# Exercise instructions:
Can you copy out the data exactly? Leave the images out.

Stored data entries:

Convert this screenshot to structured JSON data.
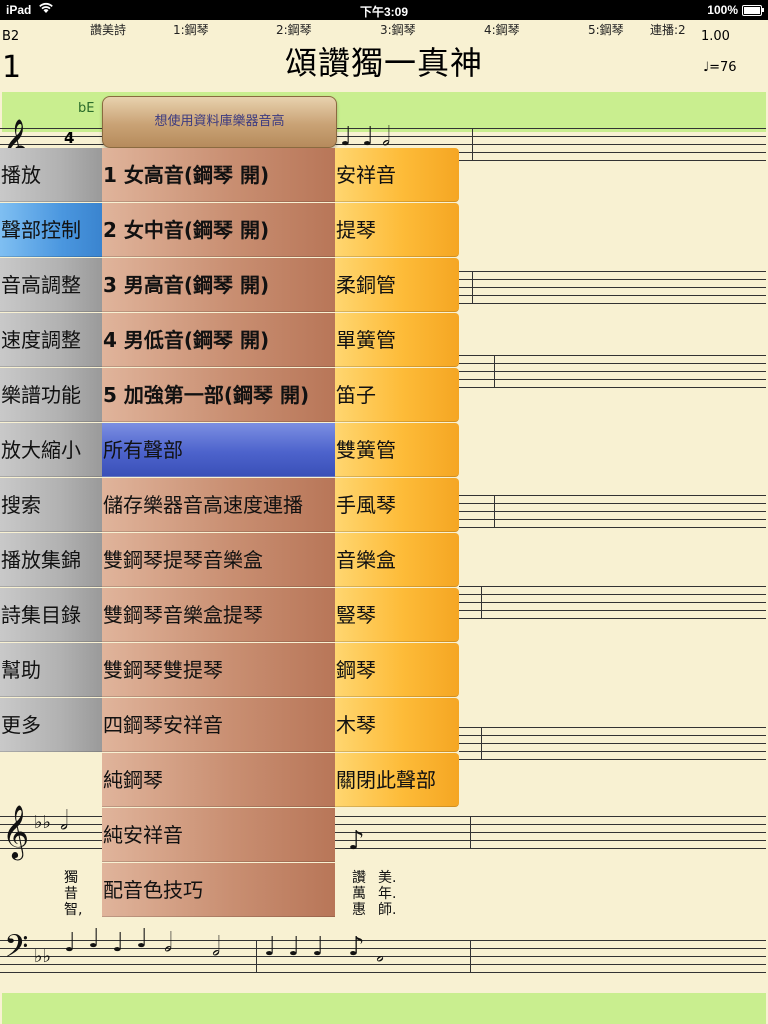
{
  "status": {
    "device": "iPad",
    "time": "下午3:09",
    "battery": "100%"
  },
  "header": {
    "tabs": [
      "讚美詩",
      "1:鋼琴",
      "2:鋼琴",
      "3:鋼琴",
      "4:鋼琴",
      "5:鋼琴",
      "連播:2"
    ],
    "voice": "B2",
    "page_number": "1",
    "title": "頌讚獨一真神",
    "zoom": "1.00",
    "tempo": "♩=76"
  },
  "score": {
    "key_label": "bE",
    "time_sig": "4",
    "lyrics": [
      {
        "text": "獨\n昔\n智,"
      },
      {
        "text": "讚\n萬\n惠"
      },
      {
        "text": "美.\n年.\n師."
      }
    ]
  },
  "menu": {
    "top_button": "想使用資料庫樂器音高",
    "main_items": [
      {
        "label": "播放",
        "active": false
      },
      {
        "label": "聲部控制",
        "active": true
      },
      {
        "label": "音高調整",
        "active": false
      },
      {
        "label": "速度調整",
        "active": false
      },
      {
        "label": "樂譜功能",
        "active": false
      },
      {
        "label": "放大縮小",
        "active": false
      },
      {
        "label": "搜索",
        "active": false
      },
      {
        "label": "播放集錦",
        "active": false
      },
      {
        "label": "詩集目錄",
        "active": false
      },
      {
        "label": "幫助",
        "active": false
      },
      {
        "label": "更多",
        "active": false
      }
    ],
    "voice_items": [
      {
        "num": "1",
        "label": "女高音(鋼琴 開)"
      },
      {
        "num": "2",
        "label": "女中音(鋼琴 開)"
      },
      {
        "num": "3",
        "label": "男高音(鋼琴 開)"
      },
      {
        "num": "4",
        "label": "男低音(鋼琴 開)"
      },
      {
        "num": "5",
        "label": "加強第一部(鋼琴 開)"
      },
      {
        "num": "",
        "label": "所有聲部",
        "active": true
      },
      {
        "num": "",
        "label": "儲存樂器音高速度連播"
      },
      {
        "num": "",
        "label": "雙鋼琴提琴音樂盒"
      },
      {
        "num": "",
        "label": "雙鋼琴音樂盒提琴"
      },
      {
        "num": "",
        "label": "雙鋼琴雙提琴"
      },
      {
        "num": "",
        "label": "四鋼琴安祥音"
      },
      {
        "num": "",
        "label": "純鋼琴"
      },
      {
        "num": "",
        "label": "純安祥音"
      },
      {
        "num": "",
        "label": "配音色技巧"
      }
    ],
    "instrument_items": [
      "安祥音",
      "提琴",
      "柔銅管",
      "單簧管",
      "笛子",
      "雙簧管",
      "手風琴",
      "音樂盒",
      "豎琴",
      "鋼琴",
      "木琴",
      "關閉此聲部"
    ]
  }
}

# Complete response:
Convert this screenshot to structured JSON data.
{
  "status": {
    "device": "iPad",
    "time": "下午3:09",
    "battery": "100%"
  },
  "header": {
    "tabs": [
      "讚美詩",
      "1:鋼琴",
      "2:鋼琴",
      "3:鋼琴",
      "4:鋼琴",
      "5:鋼琴",
      "連播:2"
    ],
    "voice": "B2",
    "page_number": "1",
    "title": "頌讚獨一真神",
    "zoom": "1.00",
    "tempo": "♩=76"
  },
  "score": {
    "key_label": "bE",
    "time_sig": "4",
    "lyrics": [
      {
        "text": "獨\n昔\n智,"
      },
      {
        "text": "讚\n萬\n惠"
      },
      {
        "text": "美.\n年.\n師."
      }
    ]
  },
  "menu": {
    "top_button": "想使用資料庫樂器音高",
    "main_items": [
      {
        "label": "播放",
        "active": false
      },
      {
        "label": "聲部控制",
        "active": true
      },
      {
        "label": "音高調整",
        "active": false
      },
      {
        "label": "速度調整",
        "active": false
      },
      {
        "label": "樂譜功能",
        "active": false
      },
      {
        "label": "放大縮小",
        "active": false
      },
      {
        "label": "搜索",
        "active": false
      },
      {
        "label": "播放集錦",
        "active": false
      },
      {
        "label": "詩集目錄",
        "active": false
      },
      {
        "label": "幫助",
        "active": false
      },
      {
        "label": "更多",
        "active": false
      }
    ],
    "voice_items": [
      {
        "num": "1",
        "label": "女高音(鋼琴 開)"
      },
      {
        "num": "2",
        "label": "女中音(鋼琴 開)"
      },
      {
        "num": "3",
        "label": "男高音(鋼琴 開)"
      },
      {
        "num": "4",
        "label": "男低音(鋼琴 開)"
      },
      {
        "num": "5",
        "label": "加強第一部(鋼琴 開)"
      },
      {
        "num": "",
        "label": "所有聲部",
        "active": true
      },
      {
        "num": "",
        "label": "儲存樂器音高速度連播"
      },
      {
        "num": "",
        "label": "雙鋼琴提琴音樂盒"
      },
      {
        "num": "",
        "label": "雙鋼琴音樂盒提琴"
      },
      {
        "num": "",
        "label": "雙鋼琴雙提琴"
      },
      {
        "num": "",
        "label": "四鋼琴安祥音"
      },
      {
        "num": "",
        "label": "純鋼琴"
      },
      {
        "num": "",
        "label": "純安祥音"
      },
      {
        "num": "",
        "label": "配音色技巧"
      }
    ],
    "instrument_items": [
      "安祥音",
      "提琴",
      "柔銅管",
      "單簧管",
      "笛子",
      "雙簧管",
      "手風琴",
      "音樂盒",
      "豎琴",
      "鋼琴",
      "木琴",
      "關閉此聲部"
    ]
  }
}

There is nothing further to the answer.